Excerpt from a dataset
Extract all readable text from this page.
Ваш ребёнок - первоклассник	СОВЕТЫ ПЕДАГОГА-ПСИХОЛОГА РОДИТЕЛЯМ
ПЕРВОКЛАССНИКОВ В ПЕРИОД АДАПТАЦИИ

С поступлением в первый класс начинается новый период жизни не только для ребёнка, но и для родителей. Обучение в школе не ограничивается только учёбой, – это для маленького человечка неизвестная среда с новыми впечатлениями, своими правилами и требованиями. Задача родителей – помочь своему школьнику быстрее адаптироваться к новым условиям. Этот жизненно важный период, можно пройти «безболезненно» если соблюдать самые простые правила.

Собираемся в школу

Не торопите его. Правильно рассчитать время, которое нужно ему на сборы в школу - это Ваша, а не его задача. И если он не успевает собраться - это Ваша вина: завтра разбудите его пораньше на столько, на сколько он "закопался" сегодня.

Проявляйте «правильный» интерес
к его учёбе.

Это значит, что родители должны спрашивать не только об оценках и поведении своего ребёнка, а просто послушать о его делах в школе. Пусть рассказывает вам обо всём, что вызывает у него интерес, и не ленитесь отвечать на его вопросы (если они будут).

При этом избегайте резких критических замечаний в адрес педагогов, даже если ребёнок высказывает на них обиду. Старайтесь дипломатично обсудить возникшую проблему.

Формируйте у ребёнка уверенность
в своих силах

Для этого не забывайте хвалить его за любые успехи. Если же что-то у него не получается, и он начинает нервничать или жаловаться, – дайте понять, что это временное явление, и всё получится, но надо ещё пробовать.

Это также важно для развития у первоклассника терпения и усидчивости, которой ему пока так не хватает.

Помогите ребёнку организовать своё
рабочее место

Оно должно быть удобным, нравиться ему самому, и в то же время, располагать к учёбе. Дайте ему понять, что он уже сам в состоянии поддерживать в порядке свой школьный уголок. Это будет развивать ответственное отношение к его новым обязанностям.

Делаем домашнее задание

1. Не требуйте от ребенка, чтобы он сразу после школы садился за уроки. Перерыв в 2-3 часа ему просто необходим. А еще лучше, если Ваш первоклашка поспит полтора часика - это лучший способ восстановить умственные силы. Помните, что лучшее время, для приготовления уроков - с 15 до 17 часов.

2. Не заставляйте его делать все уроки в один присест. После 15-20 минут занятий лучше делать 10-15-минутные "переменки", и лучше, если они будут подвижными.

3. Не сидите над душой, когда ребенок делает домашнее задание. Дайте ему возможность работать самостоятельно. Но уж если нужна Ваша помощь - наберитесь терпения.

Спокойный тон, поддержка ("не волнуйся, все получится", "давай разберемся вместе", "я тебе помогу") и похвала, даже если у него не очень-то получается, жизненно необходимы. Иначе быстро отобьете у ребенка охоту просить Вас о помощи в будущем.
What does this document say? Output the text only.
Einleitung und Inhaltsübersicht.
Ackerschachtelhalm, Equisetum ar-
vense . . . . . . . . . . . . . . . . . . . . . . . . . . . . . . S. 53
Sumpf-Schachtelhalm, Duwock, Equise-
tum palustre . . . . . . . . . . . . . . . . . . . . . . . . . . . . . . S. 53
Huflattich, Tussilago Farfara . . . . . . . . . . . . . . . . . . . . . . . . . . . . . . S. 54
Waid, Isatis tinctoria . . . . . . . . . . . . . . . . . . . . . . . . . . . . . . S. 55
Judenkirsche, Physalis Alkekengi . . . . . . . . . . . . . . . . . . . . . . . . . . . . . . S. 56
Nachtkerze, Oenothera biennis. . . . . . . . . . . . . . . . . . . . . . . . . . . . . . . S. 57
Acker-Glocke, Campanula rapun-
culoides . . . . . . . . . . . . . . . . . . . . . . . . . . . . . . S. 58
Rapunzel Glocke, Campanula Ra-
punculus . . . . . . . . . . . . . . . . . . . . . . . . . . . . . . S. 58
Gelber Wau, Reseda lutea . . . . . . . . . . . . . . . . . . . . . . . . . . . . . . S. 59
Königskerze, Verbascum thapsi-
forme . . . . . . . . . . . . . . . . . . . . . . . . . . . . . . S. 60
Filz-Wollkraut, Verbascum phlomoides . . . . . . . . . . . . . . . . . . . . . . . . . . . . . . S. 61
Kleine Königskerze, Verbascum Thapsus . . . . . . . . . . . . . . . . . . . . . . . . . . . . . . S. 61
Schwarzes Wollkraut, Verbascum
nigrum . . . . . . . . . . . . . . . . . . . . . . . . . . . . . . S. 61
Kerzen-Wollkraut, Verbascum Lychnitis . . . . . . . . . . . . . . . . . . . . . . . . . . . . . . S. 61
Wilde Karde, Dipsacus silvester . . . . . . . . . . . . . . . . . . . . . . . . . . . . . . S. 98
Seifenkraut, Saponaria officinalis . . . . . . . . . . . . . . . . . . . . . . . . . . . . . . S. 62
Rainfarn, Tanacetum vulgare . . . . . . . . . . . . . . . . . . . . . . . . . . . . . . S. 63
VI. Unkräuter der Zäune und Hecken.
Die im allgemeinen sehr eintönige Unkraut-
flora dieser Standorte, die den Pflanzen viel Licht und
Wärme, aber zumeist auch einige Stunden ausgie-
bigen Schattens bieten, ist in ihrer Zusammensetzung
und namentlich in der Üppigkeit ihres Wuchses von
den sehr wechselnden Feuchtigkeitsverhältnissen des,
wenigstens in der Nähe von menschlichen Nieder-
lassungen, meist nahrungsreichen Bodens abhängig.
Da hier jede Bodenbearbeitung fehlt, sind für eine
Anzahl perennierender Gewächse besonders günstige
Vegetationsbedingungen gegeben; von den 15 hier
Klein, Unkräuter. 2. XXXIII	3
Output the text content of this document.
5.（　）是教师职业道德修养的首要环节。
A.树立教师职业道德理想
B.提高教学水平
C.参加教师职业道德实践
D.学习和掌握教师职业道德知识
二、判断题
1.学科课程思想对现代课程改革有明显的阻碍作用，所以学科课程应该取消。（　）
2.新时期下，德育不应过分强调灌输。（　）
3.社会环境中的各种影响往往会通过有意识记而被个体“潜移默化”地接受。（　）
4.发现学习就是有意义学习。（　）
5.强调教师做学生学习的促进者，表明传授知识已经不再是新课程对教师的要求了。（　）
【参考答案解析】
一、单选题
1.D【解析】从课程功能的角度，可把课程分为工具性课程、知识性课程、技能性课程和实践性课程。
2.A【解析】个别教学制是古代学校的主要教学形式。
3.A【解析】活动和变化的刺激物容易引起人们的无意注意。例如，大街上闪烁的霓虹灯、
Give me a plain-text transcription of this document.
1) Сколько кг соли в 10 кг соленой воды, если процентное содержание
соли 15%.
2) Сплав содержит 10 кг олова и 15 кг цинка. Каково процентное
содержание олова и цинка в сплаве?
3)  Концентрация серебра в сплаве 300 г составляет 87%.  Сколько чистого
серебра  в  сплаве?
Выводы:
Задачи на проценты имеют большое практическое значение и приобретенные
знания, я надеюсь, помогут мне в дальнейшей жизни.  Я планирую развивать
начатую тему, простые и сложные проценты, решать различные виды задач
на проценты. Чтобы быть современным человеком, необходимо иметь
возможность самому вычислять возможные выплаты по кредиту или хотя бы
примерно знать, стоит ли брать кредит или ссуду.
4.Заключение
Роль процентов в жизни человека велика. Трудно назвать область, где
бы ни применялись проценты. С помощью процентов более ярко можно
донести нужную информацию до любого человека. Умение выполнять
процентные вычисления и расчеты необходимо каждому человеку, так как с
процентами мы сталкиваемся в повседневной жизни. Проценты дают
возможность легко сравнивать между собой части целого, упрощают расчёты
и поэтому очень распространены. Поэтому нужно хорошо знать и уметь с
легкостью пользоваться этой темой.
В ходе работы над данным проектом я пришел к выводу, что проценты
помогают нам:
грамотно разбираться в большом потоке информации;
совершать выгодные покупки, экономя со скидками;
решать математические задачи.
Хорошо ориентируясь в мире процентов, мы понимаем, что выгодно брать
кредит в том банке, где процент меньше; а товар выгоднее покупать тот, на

What you will do → Retype exactly, please, each line from the line that contains "Give me a plain-text" through the last line of the entries above, with nothing added.

Exercise result →
Give me a plain-text transcription of this document.
1) Сколько кг соли в 10 кг соленой воды, если процентное содержание
соли 15%.
2) Сплав содержит 10 кг олова и 15 кг цинка. Каково процентное
содержание олова и цинка в сплаве?
3)  Концентрация серебра в сплаве 300 г составляет 87%.  Сколько чистого
серебра  в  сплаве?
Выводы:
Задачи на проценты имеют большое практическое значение и приобретенные
знания, я надеюсь, помогут мне в дальнейшей жизни.  Я планирую развивать
начатую тему, простые и сложные проценты, решать различные виды задач
на проценты. Чтобы быть современным человеком, необходимо иметь
возможность самому вычислять возможные выплаты по кредиту или хотя бы
примерно знать, стоит ли брать кредит или ссуду.
4.Заключение
Роль процентов в жизни человека велика. Трудно назвать область, где
бы ни применялись проценты. С помощью процентов более ярко можно
донести нужную информацию до любого человека. Умение выполнять
процентные вычисления и расчеты необходимо каждому человеку, так как с
процентами мы сталкиваемся в повседневной жизни. Проценты дают
возможность легко сравнивать между собой части целого, упрощают расчёты
и поэтому очень распространены. Поэтому нужно хорошо знать и уметь с
легкостью пользоваться этой темой.
В ходе работы над данным проектом я пришел к выводу, что проценты
помогают нам:
грамотно разбираться в большом потоке информации;
совершать выгодные покупки, экономя со скидками;
решать математические задачи.
Хорошо ориентируясь в мире процентов, мы понимаем, что выгодно брать
кредит в том банке, где процент меньше; а товар выгоднее покупать тот, на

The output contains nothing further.